--- START ---
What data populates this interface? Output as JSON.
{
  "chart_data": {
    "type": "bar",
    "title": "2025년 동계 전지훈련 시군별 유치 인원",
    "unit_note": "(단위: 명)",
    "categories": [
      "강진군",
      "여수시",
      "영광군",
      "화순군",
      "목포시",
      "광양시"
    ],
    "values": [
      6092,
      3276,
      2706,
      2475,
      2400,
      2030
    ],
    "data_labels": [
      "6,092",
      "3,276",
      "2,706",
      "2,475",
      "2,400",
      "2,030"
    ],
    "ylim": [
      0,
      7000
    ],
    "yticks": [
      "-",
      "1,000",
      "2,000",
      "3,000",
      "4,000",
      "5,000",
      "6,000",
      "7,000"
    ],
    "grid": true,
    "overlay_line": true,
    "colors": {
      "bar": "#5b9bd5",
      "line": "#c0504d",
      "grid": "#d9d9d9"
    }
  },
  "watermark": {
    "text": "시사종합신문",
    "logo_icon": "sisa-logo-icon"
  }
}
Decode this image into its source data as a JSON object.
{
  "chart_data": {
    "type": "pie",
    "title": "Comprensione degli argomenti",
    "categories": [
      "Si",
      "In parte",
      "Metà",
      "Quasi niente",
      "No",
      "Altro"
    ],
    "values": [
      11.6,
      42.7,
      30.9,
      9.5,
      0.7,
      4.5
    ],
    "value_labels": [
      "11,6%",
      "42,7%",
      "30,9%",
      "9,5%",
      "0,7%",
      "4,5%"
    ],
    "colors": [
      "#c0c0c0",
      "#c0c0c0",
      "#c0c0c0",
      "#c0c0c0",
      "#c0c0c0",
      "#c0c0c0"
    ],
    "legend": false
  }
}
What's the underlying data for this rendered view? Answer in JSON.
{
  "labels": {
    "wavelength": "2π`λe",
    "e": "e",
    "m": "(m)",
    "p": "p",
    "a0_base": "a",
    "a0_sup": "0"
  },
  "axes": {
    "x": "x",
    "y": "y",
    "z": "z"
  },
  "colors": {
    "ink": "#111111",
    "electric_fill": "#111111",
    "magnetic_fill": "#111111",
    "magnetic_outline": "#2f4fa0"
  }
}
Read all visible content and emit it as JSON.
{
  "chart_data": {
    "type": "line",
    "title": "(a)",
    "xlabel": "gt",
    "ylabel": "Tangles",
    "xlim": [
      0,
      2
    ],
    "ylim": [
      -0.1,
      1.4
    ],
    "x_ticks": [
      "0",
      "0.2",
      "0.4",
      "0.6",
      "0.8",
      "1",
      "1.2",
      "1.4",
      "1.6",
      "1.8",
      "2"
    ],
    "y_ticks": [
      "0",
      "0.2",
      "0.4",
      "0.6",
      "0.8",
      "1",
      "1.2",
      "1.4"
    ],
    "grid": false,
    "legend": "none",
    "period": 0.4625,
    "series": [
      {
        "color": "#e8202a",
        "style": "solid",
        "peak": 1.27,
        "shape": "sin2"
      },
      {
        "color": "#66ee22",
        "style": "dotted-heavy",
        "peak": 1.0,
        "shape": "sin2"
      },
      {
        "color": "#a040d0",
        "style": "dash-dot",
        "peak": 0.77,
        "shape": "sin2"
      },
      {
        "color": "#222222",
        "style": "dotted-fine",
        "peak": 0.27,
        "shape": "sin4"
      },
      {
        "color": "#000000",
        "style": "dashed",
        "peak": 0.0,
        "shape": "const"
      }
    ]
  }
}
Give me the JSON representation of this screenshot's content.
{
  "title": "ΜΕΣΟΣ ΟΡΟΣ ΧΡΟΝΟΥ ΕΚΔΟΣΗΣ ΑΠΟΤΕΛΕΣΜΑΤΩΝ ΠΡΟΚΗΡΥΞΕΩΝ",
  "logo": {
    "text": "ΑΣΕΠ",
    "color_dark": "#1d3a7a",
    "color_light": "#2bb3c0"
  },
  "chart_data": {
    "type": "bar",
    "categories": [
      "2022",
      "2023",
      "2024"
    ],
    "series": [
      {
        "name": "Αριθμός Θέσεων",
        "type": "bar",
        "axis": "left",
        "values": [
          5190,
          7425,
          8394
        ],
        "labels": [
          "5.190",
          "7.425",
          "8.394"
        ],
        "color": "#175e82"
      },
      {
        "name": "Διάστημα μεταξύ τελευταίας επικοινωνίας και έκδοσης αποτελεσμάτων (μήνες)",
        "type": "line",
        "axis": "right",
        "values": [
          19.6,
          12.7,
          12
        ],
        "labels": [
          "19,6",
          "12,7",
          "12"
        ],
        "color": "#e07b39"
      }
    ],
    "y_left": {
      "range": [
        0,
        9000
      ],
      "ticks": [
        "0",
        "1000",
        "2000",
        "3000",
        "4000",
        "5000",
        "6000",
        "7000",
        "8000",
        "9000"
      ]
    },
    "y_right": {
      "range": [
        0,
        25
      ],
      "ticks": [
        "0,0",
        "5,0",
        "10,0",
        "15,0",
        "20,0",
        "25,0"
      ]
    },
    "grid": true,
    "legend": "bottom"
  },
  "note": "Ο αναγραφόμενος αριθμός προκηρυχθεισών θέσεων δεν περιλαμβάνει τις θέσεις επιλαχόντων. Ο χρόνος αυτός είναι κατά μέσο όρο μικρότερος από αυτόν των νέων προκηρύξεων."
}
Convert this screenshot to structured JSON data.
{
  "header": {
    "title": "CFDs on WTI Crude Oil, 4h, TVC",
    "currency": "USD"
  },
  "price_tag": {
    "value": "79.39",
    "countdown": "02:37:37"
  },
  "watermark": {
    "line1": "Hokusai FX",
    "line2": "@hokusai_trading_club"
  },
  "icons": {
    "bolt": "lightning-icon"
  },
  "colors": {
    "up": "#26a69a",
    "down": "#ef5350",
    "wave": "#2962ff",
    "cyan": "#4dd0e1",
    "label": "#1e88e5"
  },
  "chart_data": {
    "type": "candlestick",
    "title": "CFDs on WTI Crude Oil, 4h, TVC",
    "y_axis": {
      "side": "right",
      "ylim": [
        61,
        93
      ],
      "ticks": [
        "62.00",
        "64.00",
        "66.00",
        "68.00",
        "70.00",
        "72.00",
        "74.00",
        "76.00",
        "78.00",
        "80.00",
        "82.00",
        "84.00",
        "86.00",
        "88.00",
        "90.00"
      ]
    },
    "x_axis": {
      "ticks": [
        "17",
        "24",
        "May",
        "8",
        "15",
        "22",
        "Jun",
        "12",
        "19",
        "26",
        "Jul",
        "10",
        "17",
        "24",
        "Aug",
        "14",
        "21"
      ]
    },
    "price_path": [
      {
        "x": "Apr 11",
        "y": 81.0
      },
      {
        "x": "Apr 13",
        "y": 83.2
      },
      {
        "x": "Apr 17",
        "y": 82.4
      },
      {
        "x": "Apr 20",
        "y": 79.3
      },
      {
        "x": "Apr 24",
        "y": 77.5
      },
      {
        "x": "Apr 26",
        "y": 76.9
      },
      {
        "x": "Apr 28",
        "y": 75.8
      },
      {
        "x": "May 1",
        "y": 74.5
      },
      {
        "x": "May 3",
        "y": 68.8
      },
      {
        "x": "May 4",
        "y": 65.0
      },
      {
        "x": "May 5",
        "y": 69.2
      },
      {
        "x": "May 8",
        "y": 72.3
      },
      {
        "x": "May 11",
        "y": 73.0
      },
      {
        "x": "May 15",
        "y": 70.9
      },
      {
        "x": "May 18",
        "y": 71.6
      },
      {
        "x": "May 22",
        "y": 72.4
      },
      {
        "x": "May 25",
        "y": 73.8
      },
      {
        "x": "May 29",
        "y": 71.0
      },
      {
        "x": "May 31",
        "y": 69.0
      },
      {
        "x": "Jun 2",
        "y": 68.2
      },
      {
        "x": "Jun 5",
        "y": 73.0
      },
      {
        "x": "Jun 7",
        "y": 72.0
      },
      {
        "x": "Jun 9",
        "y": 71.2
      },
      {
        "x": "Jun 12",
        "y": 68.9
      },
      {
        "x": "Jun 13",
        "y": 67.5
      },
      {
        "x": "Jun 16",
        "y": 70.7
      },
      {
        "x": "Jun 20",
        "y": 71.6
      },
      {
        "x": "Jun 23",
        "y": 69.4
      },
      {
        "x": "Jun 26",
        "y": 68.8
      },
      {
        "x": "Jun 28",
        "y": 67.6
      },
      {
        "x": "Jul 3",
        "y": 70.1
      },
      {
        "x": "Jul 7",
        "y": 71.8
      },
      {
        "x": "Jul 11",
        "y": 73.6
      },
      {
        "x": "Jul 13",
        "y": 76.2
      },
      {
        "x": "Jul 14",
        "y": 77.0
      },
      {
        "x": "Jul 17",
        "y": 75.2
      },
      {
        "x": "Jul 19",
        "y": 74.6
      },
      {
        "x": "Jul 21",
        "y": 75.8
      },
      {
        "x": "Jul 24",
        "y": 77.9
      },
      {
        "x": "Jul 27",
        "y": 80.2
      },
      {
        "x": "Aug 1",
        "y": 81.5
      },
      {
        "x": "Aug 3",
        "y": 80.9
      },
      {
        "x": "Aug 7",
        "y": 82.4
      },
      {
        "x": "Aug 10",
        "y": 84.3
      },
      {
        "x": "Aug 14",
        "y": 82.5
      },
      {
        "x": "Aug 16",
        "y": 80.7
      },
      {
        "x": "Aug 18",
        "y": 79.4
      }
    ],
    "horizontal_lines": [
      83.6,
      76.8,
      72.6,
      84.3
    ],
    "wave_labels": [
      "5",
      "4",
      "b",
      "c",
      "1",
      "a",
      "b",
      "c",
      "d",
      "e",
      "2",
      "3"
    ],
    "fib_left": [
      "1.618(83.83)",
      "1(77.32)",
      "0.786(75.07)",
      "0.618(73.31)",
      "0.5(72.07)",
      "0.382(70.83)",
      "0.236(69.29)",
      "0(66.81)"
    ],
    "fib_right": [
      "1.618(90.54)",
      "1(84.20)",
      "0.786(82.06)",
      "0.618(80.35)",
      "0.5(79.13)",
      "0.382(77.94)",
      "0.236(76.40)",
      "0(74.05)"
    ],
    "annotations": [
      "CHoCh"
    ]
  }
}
--- END ---
# THE PROBLEM:
Your task is to list each line of the records with the word "type".

# WRITTEN REPLY:
    "type": "bar",
    "type": "pie",
    "type": "line",
    "type": "bar",
        "type": "bar",
        "type": "line",
    "type": "candlestick",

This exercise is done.